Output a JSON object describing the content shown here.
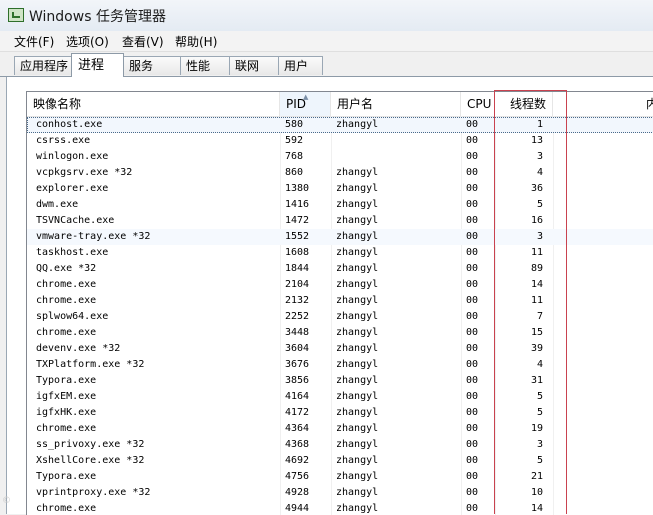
{
  "window": {
    "title": "Windows 任务管理器"
  },
  "menu": [
    {
      "label": "文件(F)"
    },
    {
      "label": "选项(O)"
    },
    {
      "label": "查看(V)"
    },
    {
      "label": "帮助(H)"
    }
  ],
  "tabs": [
    {
      "label": "应用程序"
    },
    {
      "label": "进程",
      "active": true
    },
    {
      "label": "服务"
    },
    {
      "label": "性能"
    },
    {
      "label": "联网"
    },
    {
      "label": "用户"
    }
  ],
  "columns": [
    {
      "label": "映像名称"
    },
    {
      "label": "PID",
      "sorted": true
    },
    {
      "label": "用户名"
    },
    {
      "label": "CPU"
    },
    {
      "label": "线程数"
    },
    {
      "label": "内"
    }
  ],
  "rows": [
    {
      "name": "conhost.exe",
      "pid": "580",
      "user": "zhangyl",
      "cpu": "00",
      "threads": "1",
      "selected": true
    },
    {
      "name": "csrss.exe",
      "pid": "592",
      "user": "",
      "cpu": "00",
      "threads": "13"
    },
    {
      "name": "winlogon.exe",
      "pid": "768",
      "user": "",
      "cpu": "00",
      "threads": "3"
    },
    {
      "name": "vcpkgsrv.exe *32",
      "pid": "860",
      "user": "zhangyl",
      "cpu": "00",
      "threads": "4"
    },
    {
      "name": "explorer.exe",
      "pid": "1380",
      "user": "zhangyl",
      "cpu": "00",
      "threads": "36"
    },
    {
      "name": "dwm.exe",
      "pid": "1416",
      "user": "zhangyl",
      "cpu": "00",
      "threads": "5"
    },
    {
      "name": "TSVNCache.exe",
      "pid": "1472",
      "user": "zhangyl",
      "cpu": "00",
      "threads": "16"
    },
    {
      "name": "vmware-tray.exe *32",
      "pid": "1552",
      "user": "zhangyl",
      "cpu": "00",
      "threads": "3",
      "hover": true
    },
    {
      "name": "taskhost.exe",
      "pid": "1608",
      "user": "zhangyl",
      "cpu": "00",
      "threads": "11"
    },
    {
      "name": "QQ.exe *32",
      "pid": "1844",
      "user": "zhangyl",
      "cpu": "00",
      "threads": "89"
    },
    {
      "name": "chrome.exe",
      "pid": "2104",
      "user": "zhangyl",
      "cpu": "00",
      "threads": "14"
    },
    {
      "name": "chrome.exe",
      "pid": "2132",
      "user": "zhangyl",
      "cpu": "00",
      "threads": "11"
    },
    {
      "name": "splwow64.exe",
      "pid": "2252",
      "user": "zhangyl",
      "cpu": "00",
      "threads": "7"
    },
    {
      "name": "chrome.exe",
      "pid": "3448",
      "user": "zhangyl",
      "cpu": "00",
      "threads": "15"
    },
    {
      "name": "devenv.exe *32",
      "pid": "3604",
      "user": "zhangyl",
      "cpu": "00",
      "threads": "39"
    },
    {
      "name": "TXPlatform.exe *32",
      "pid": "3676",
      "user": "zhangyl",
      "cpu": "00",
      "threads": "4"
    },
    {
      "name": "Typora.exe",
      "pid": "3856",
      "user": "zhangyl",
      "cpu": "00",
      "threads": "31"
    },
    {
      "name": "igfxEM.exe",
      "pid": "4164",
      "user": "zhangyl",
      "cpu": "00",
      "threads": "5"
    },
    {
      "name": "igfxHK.exe",
      "pid": "4172",
      "user": "zhangyl",
      "cpu": "00",
      "threads": "5"
    },
    {
      "name": "chrome.exe",
      "pid": "4364",
      "user": "zhangyl",
      "cpu": "00",
      "threads": "19"
    },
    {
      "name": "ss_privoxy.exe *32",
      "pid": "4368",
      "user": "zhangyl",
      "cpu": "00",
      "threads": "3"
    },
    {
      "name": "XshellCore.exe *32",
      "pid": "4692",
      "user": "zhangyl",
      "cpu": "00",
      "threads": "5"
    },
    {
      "name": "Typora.exe",
      "pid": "4756",
      "user": "zhangyl",
      "cpu": "00",
      "threads": "21"
    },
    {
      "name": "vprintproxy.exe *32",
      "pid": "4928",
      "user": "zhangyl",
      "cpu": "00",
      "threads": "10"
    },
    {
      "name": "chrome.exe",
      "pid": "4944",
      "user": "zhangyl",
      "cpu": "00",
      "threads": "14"
    }
  ],
  "watermark": "©",
  "colors": {
    "highlight_box": "#c9424f",
    "selection_bg": "#f2f7fd"
  }
}
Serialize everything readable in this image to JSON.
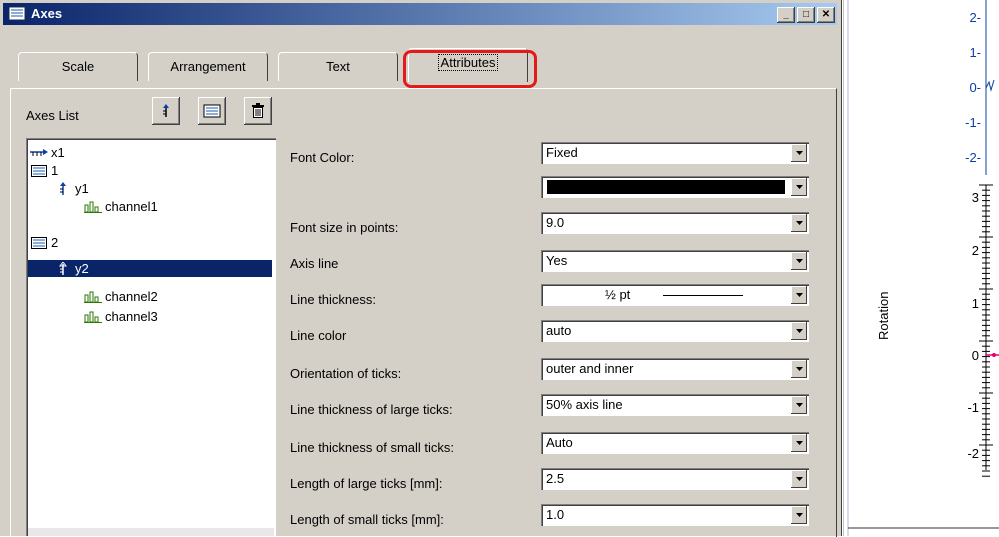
{
  "window": {
    "title": "Axes"
  },
  "tabs": [
    {
      "label": "Scale"
    },
    {
      "label": "Arrangement"
    },
    {
      "label": "Text"
    },
    {
      "label": "Attributes"
    }
  ],
  "axes_list": {
    "label": "Axes List",
    "items": [
      {
        "label": "x1"
      },
      {
        "label": "1"
      },
      {
        "label": "y1"
      },
      {
        "label": "channel1"
      },
      {
        "label": "2"
      },
      {
        "label": "y2"
      },
      {
        "label": "channel2"
      },
      {
        "label": "channel3"
      }
    ]
  },
  "properties": [
    {
      "label": "Font Color:",
      "value": "Fixed"
    },
    {
      "label": "",
      "value": ""
    },
    {
      "label": "Font size in points:",
      "value": "9.0"
    },
    {
      "label": "Axis line",
      "value": "Yes"
    },
    {
      "label": "Line thickness:",
      "value": "½ pt"
    },
    {
      "label": "Line color",
      "value": "auto"
    },
    {
      "label": "Orientation of ticks:",
      "value": "outer and inner"
    },
    {
      "label": "Line thickness of large ticks:",
      "value": "50% axis line"
    },
    {
      "label": "Line thickness of small ticks:",
      "value": "Auto"
    },
    {
      "label": "Length of large ticks [mm]:",
      "value": "2.5"
    },
    {
      "label": "Length of small ticks [mm]:",
      "value": "1.0"
    }
  ],
  "background_chart": {
    "upper_ticks": [
      "2-",
      "1-",
      "0-",
      "-1-",
      "-2-"
    ],
    "lower_ticks": [
      "3",
      "2",
      "1",
      "0",
      "-1",
      "-2"
    ],
    "axis_title": "Rotation"
  },
  "colors": {
    "selection": "#0a246a",
    "highlight": "#e21a1a",
    "trace": "#e6006e"
  }
}
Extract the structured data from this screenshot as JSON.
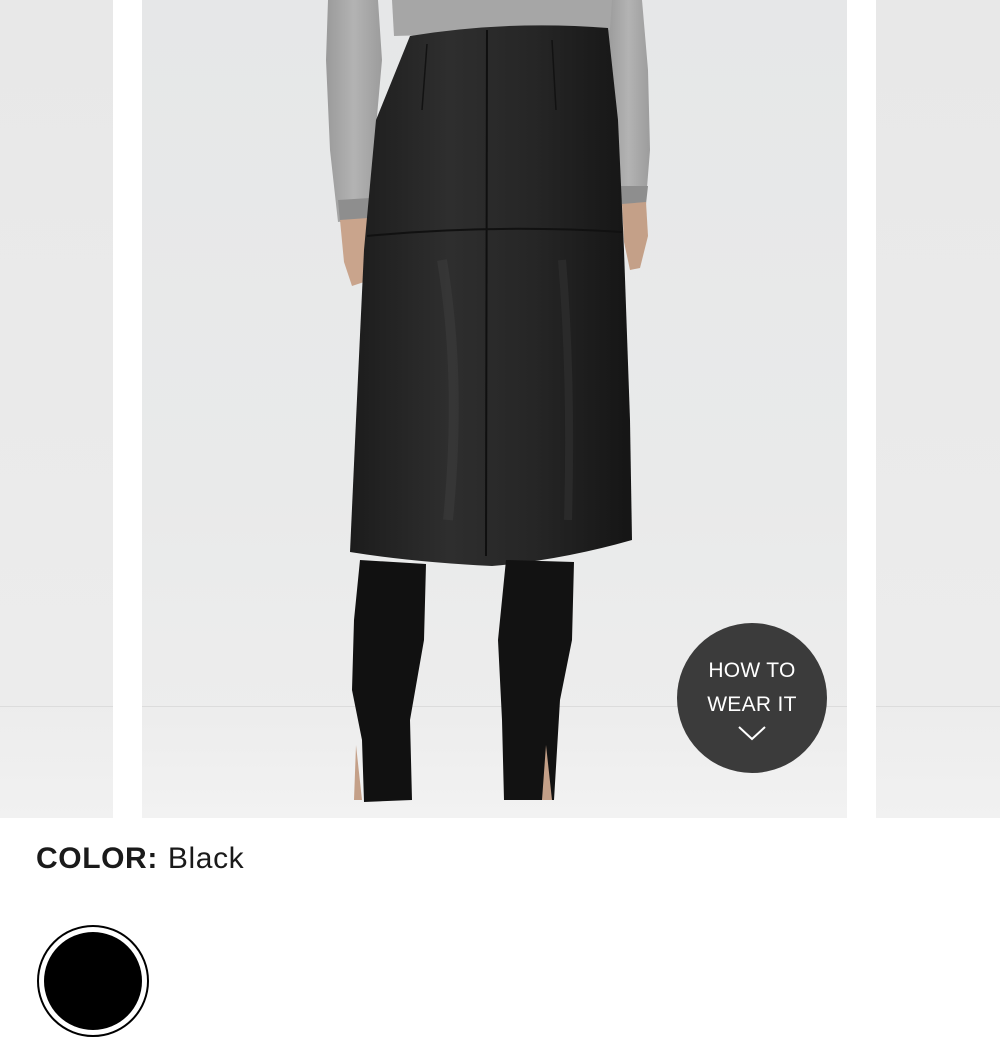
{
  "gallery": {
    "how_to_wear": {
      "line1": "HOW TO",
      "line2": "WEAR IT"
    }
  },
  "product": {
    "color_label": "COLOR:",
    "color_value": "Black",
    "swatches": [
      {
        "color": "#000000",
        "selected": true
      }
    ]
  },
  "icons": {
    "zoom": "zoom-in-icon",
    "how_to_wear_arrow": "chevron-down-icon"
  }
}
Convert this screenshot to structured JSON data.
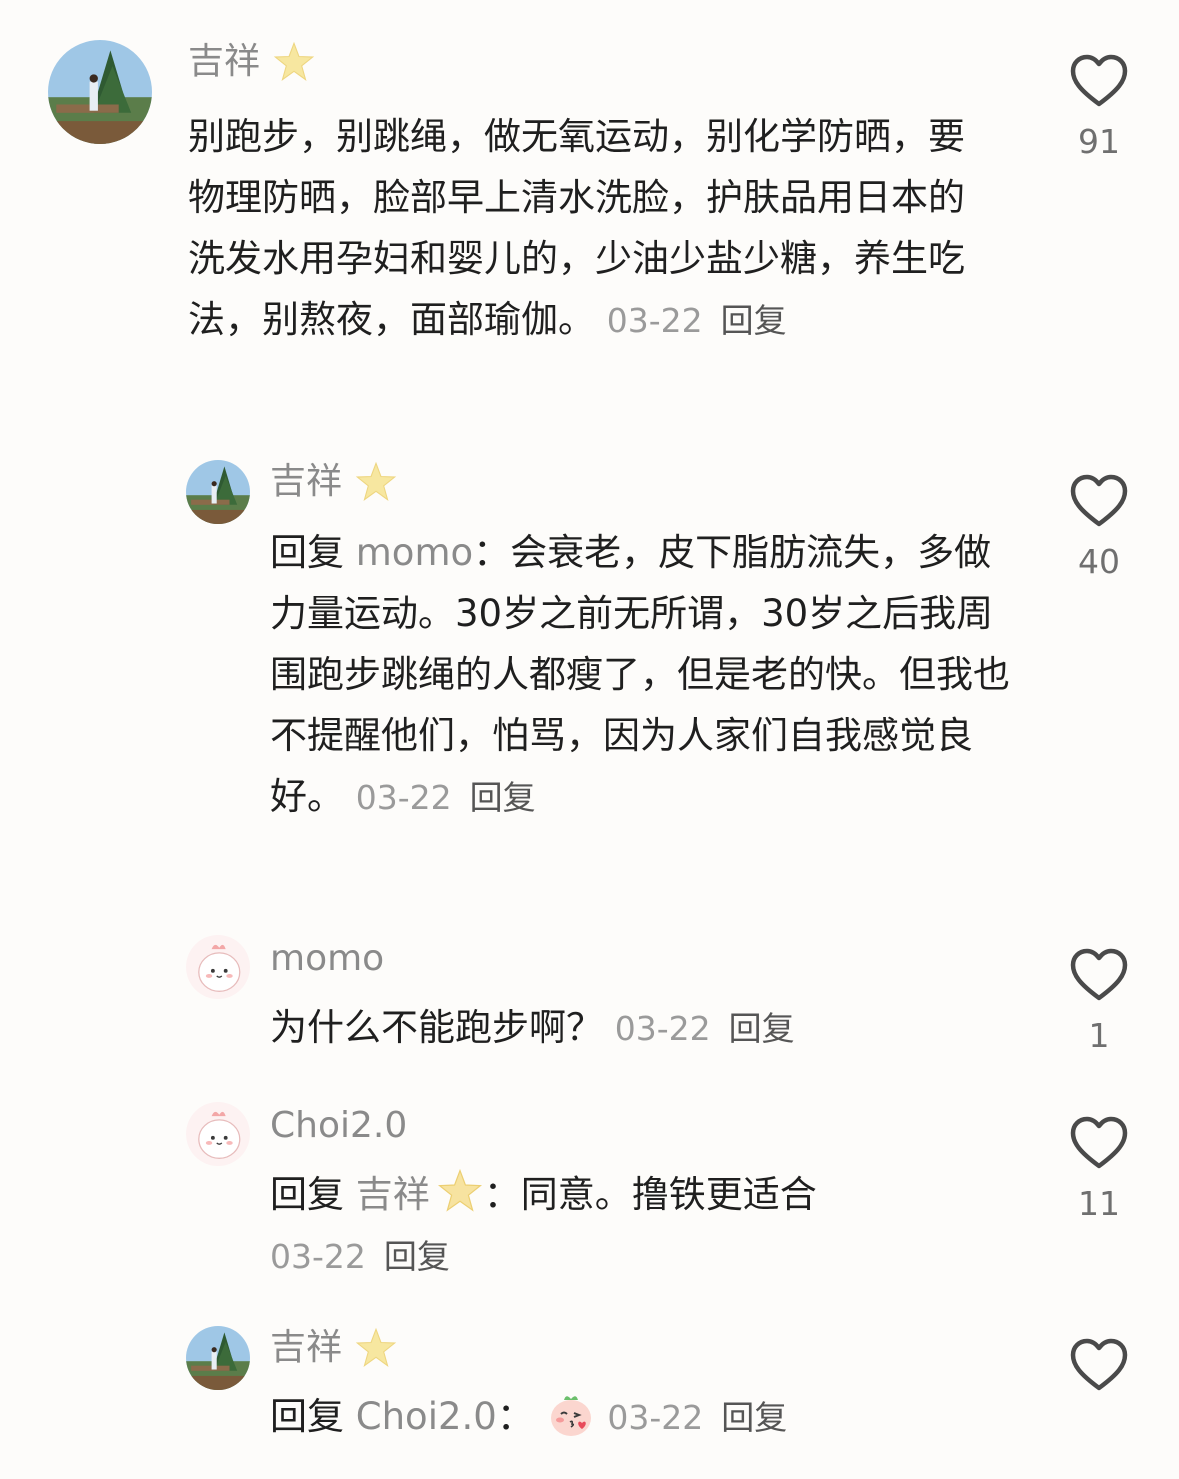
{
  "comments": [
    {
      "username": "吉祥",
      "badge_icon": "star-icon",
      "text": "别跑步，别跳绳，做无氧运动，别化学防晒，要物理防晒，脸部早上清水洗脸，护肤品用日本的洗发水用孕妇和婴儿的，少油少盐少糖，养生吃法，别熬夜，面部瑜伽。",
      "date": "03-22",
      "reply_label": "回复",
      "likes": "91"
    },
    {
      "username": "吉祥",
      "badge_icon": "star-icon",
      "reply_prefix": "回复",
      "reply_to": "momo",
      "colon": "：",
      "text": "会衰老，皮下脂肪流失，多做力量运动。30岁之前无所谓，30岁之后我周围跑步跳绳的人都瘦了，但是老的快。但我也不提醒他们，怕骂，因为人家们自我感觉良好。",
      "date": "03-22",
      "reply_label": "回复",
      "likes": "40"
    },
    {
      "username": "momo",
      "text": "为什么不能跑步啊？",
      "date": "03-22",
      "reply_label": "回复",
      "likes": "1"
    },
    {
      "username": "Choi2.0",
      "reply_prefix": "回复",
      "reply_to": "吉祥",
      "reply_to_badge": "star-icon",
      "colon": "：",
      "text": "同意。撸铁更适合",
      "date": "03-22",
      "reply_label": "回复",
      "likes": "11"
    },
    {
      "username": "吉祥",
      "badge_icon": "star-icon",
      "reply_prefix": "回复",
      "reply_to": "Choi2.0",
      "colon": "：",
      "emoji": "kiss-face-emoji",
      "date": "03-22",
      "reply_label": "回复"
    }
  ]
}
#####
• **Written instruction**
Look through the data and show every line containing "thickness".

• **Exercise result**
      "label": "Line thickness:",
      "label": "Line thickness of large ticks:",
      "label": "Line thickness of small ticks:",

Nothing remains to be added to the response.